§ Data items

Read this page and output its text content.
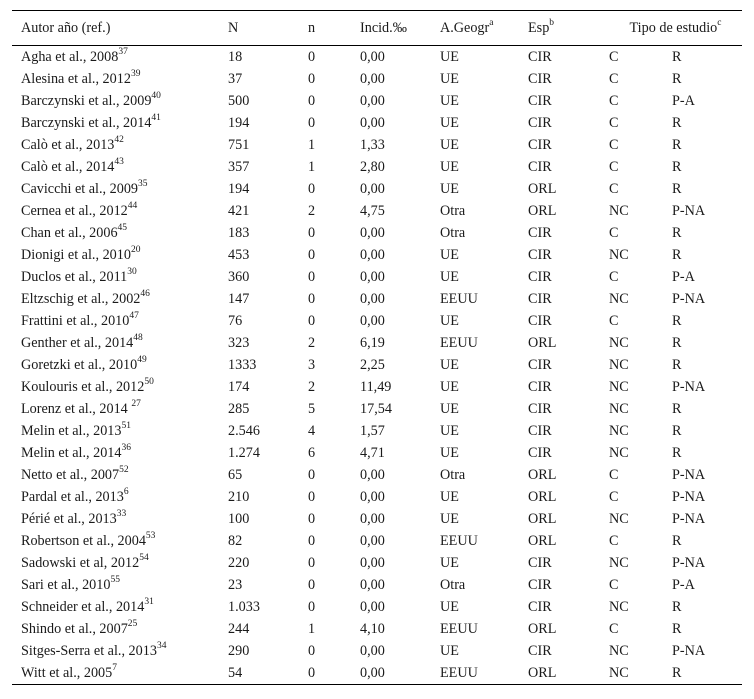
Autor año (ref.)	N	n	Incid.‰	A.Geogr$^a$	Esp$^b$	Tipo de estudio$^c$
Agha et al., 2008$^{37}$	18	0	0,00	UE	CIR	C	R
Alesina et al., 2012$^{39}$	37	0	0,00	UE	CIR	C	R
Barczynski et al., 2009$^{40}$	500	0	0,00	UE	CIR	C	P-A
Barczynski et al., 2014$^{41}$	194	0	0,00	UE	CIR	C	R
Calò et al., 2013$^{42}$	751	1	1,33	UE	CIR	C	R
Calò et al., 2014$^{43}$	357	1	2,80	UE	CIR	C	R
Cavicchi et al., 2009$^{35}$	194	0	0,00	UE	ORL	C	R
Cernea et al., 2012$^{44}$	421	2	4,75	Otra	ORL	NC	P-NA
Chan et al., 2006$^{45}$	183	0	0,00	Otra	CIR	C	R
Dionigi et al., 2010$^{20}$	453	0	0,00	UE	CIR	NC	R
Duclos et al., 2011$^{30}$	360	0	0,00	UE	CIR	C	P-A
Eltzschig et al., 2002$^{46}$	147	0	0,00	EEUU	CIR	NC	P-NA
Frattini et al., 2010$^{47}$	76	0	0,00	UE	CIR	C	R
Genther et al., 2014$^{48}$	323	2	6,19	EEUU	ORL	NC	R
Goretzki et al., 2010$^{49}$	1333	3	2,25	UE	CIR	NC	R
Koulouris et al., 2012$^{50}$	174	2	11,49	UE	CIR	NC	P-NA
Lorenz et al., 2014 $^{27}$	285	5	17,54	UE	CIR	NC	R
Melin et al., 2013$^{51}$	2.546	4	1,57	UE	CIR	NC	R
Melin et al., 2014$^{36}$	1.274	6	4,71	UE	CIR	NC	R
Netto et al., 2007$^{52}$	65	0	0,00	Otra	ORL	C	P-NA
Pardal et al., 2013$^6$	210	0	0,00	UE	ORL	C	P-NA
Périé et al., 2013$^{33}$	100	0	0,00	UE	ORL	NC	P-NA
Robertson et al., 2004$^{53}$	82	0	0,00	EEUU	ORL	C	R
Sadowski et al, 2012$^{54}$	220	0	0,00	UE	CIR	NC	P-NA
Sari et al., 2010$^{55}$	23	0	0,00	Otra	CIR	C	P-A
Schneider et al., 2014$^{31}$	1.033	0	0,00	UE	CIR	NC	R
Shindo et al., 2007$^{25}$	244	1	4,10	EEUU	ORL	C	R
Sitges-Serra et al., 2013$^{34}$	290	0	0,00	UE	CIR	NC	P-NA
Witt et al., 2005$^7$	54	0	0,00	EEUU	ORL	NC	R
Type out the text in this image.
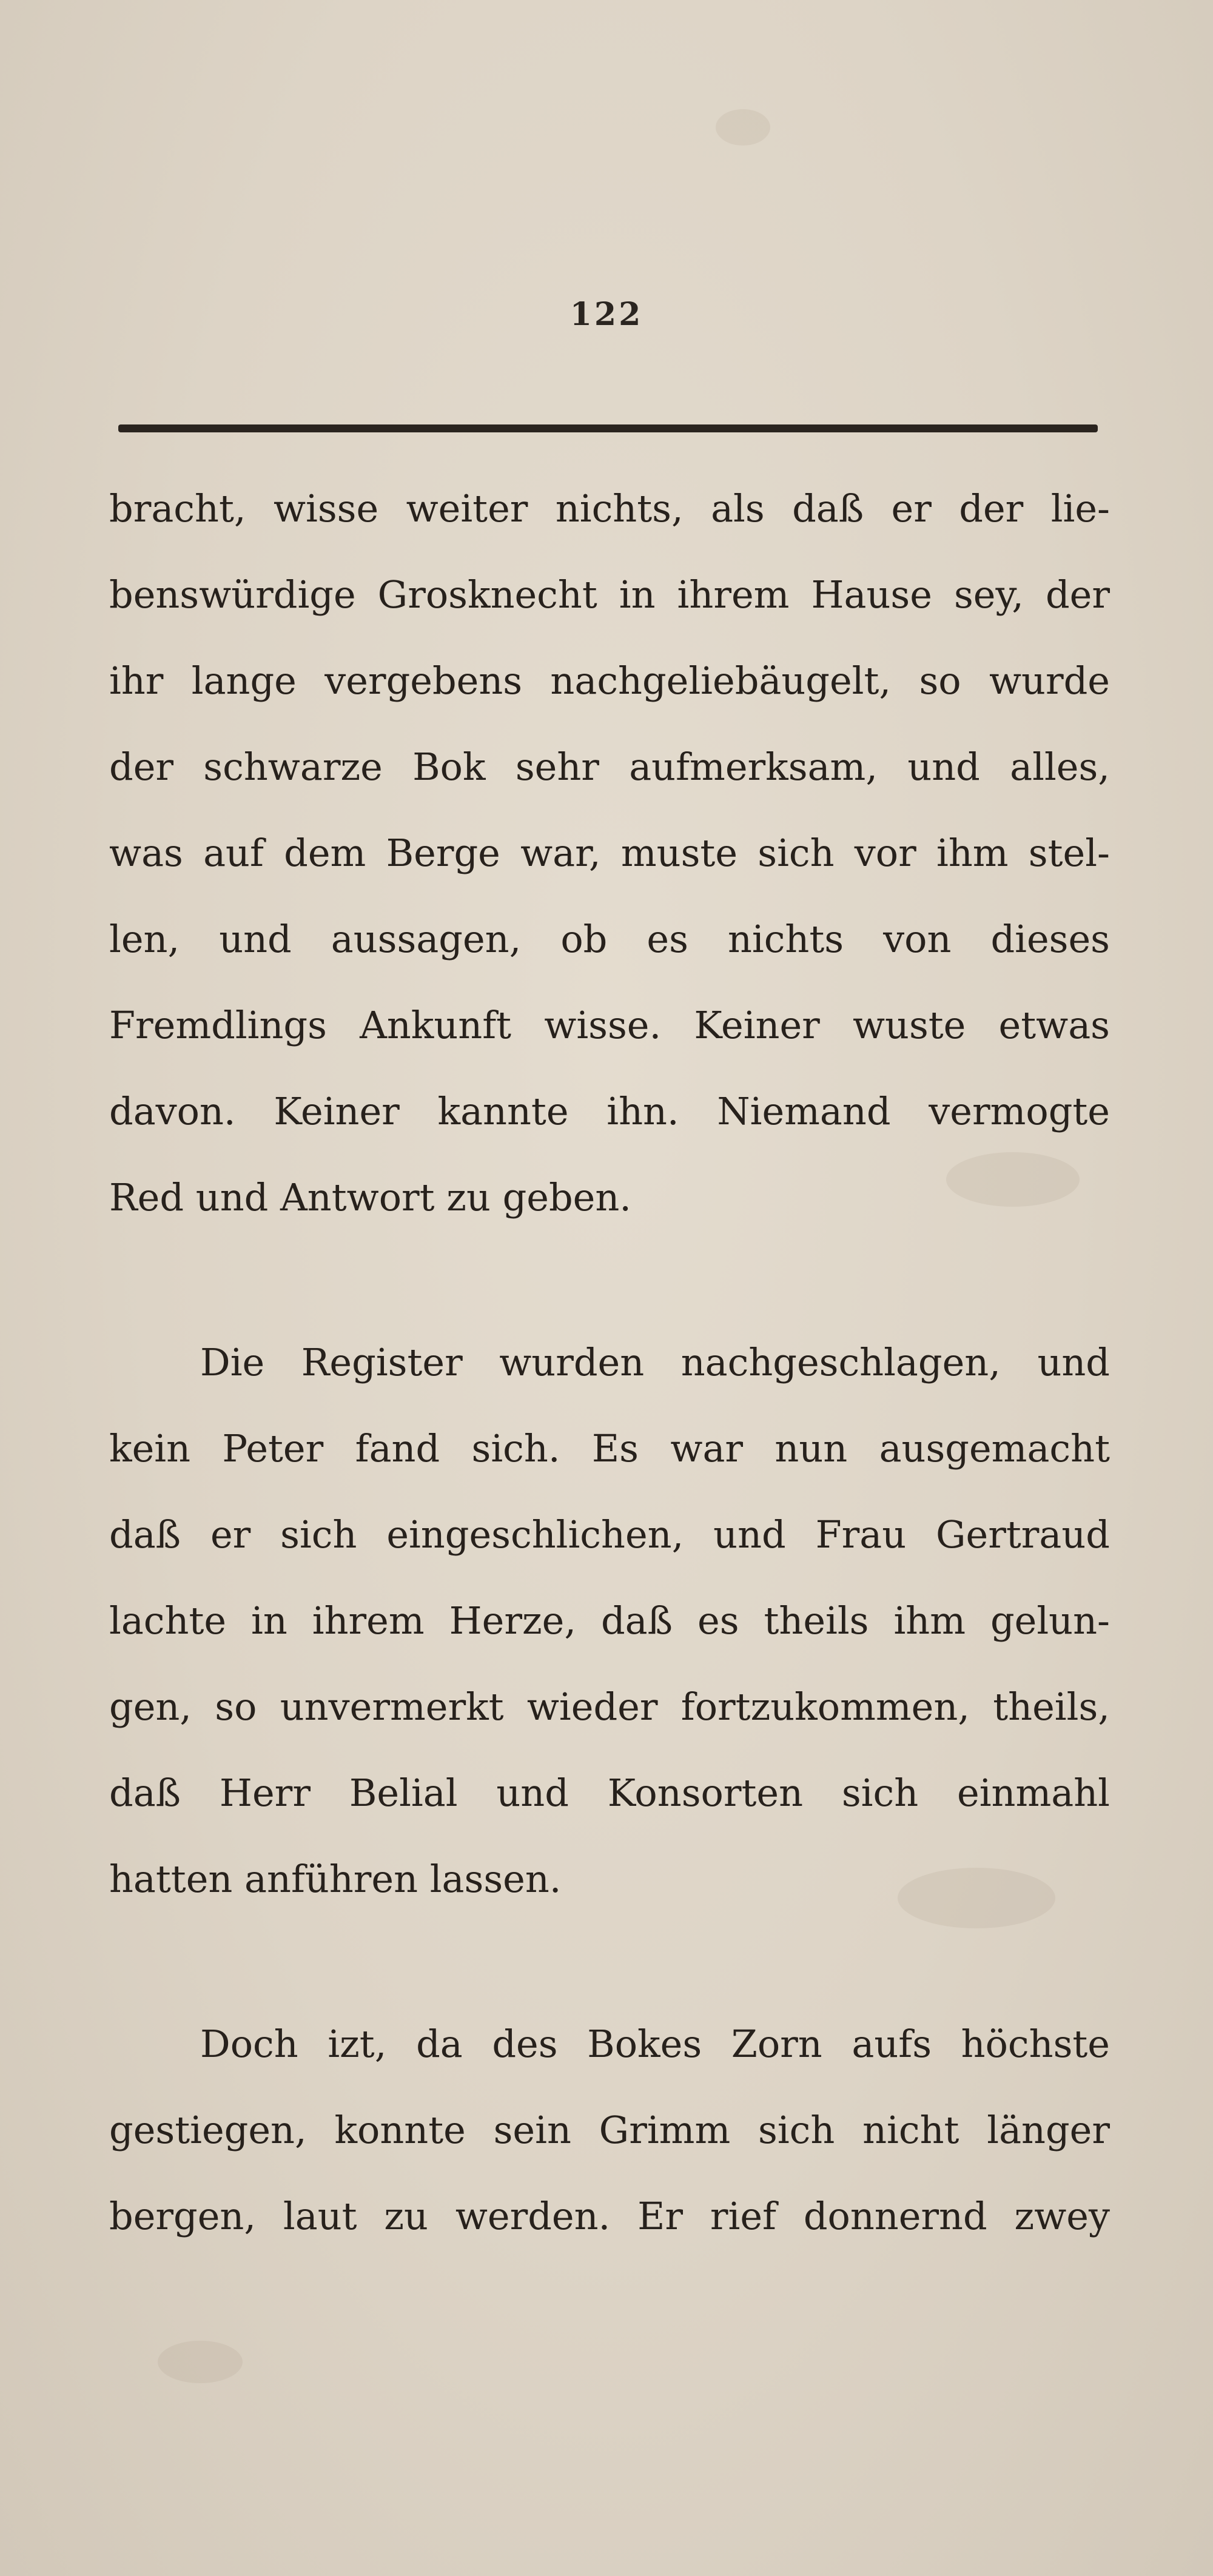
122
bracht, wisse weiter nichts, als daß er der lie-
benswürdige Grosknecht in ihrem Hause sey, der
ihr lange vergebens nachgeliebäugelt, so wurde
der schwarze Bok sehr aufmerksam, und alles,
was auf dem Berge war, muste sich vor ihm stel-
len, und aussagen, ob es nichts von dieses
Fremdlings Ankunft wisse. Keiner wuste etwas
davon. Keiner kannte ihn. Niemand vermogte
Red und Antwort zu geben.
Die Register wurden nachgeschlagen, und
kein Peter fand sich. Es war nun ausgemacht
daß er sich eingeschlichen, und Frau Gertraud
lachte in ihrem Herze, daß es theils ihm gelun-
gen, so unvermerkt wieder fortzukommen, theils,
daß Herr Belial und Konsorten sich einmahl
hatten anführen lassen.
Doch izt, da des Bokes Zorn aufs höchste
gestiegen, konnte sein Grimm sich nicht länger
bergen, laut zu werden. Er rief donnernd zwey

§ CHALLENGE
Go to the line containing "Type out the text in this image." and set it down, along with every later line through the last one, exactly as written and without the pictures.

§ ANSWER TO THIS EXERCISE
Type out the text in this image.
122
bracht, wisse weiter nichts, als daß er der lie-
benswürdige Grosknecht in ihrem Hause sey, der
ihr lange vergebens nachgeliebäugelt, so wurde
der schwarze Bok sehr aufmerksam, und alles,
was auf dem Berge war, muste sich vor ihm stel-
len, und aussagen, ob es nichts von dieses
Fremdlings Ankunft wisse. Keiner wuste etwas
davon. Keiner kannte ihn. Niemand vermogte
Red und Antwort zu geben.
Die Register wurden nachgeschlagen, und
kein Peter fand sich. Es war nun ausgemacht
daß er sich eingeschlichen, und Frau Gertraud
lachte in ihrem Herze, daß es theils ihm gelun-
gen, so unvermerkt wieder fortzukommen, theils,
daß Herr Belial und Konsorten sich einmahl
hatten anführen lassen.
Doch izt, da des Bokes Zorn aufs höchste
gestiegen, konnte sein Grimm sich nicht länger
bergen, laut zu werden. Er rief donnernd zwey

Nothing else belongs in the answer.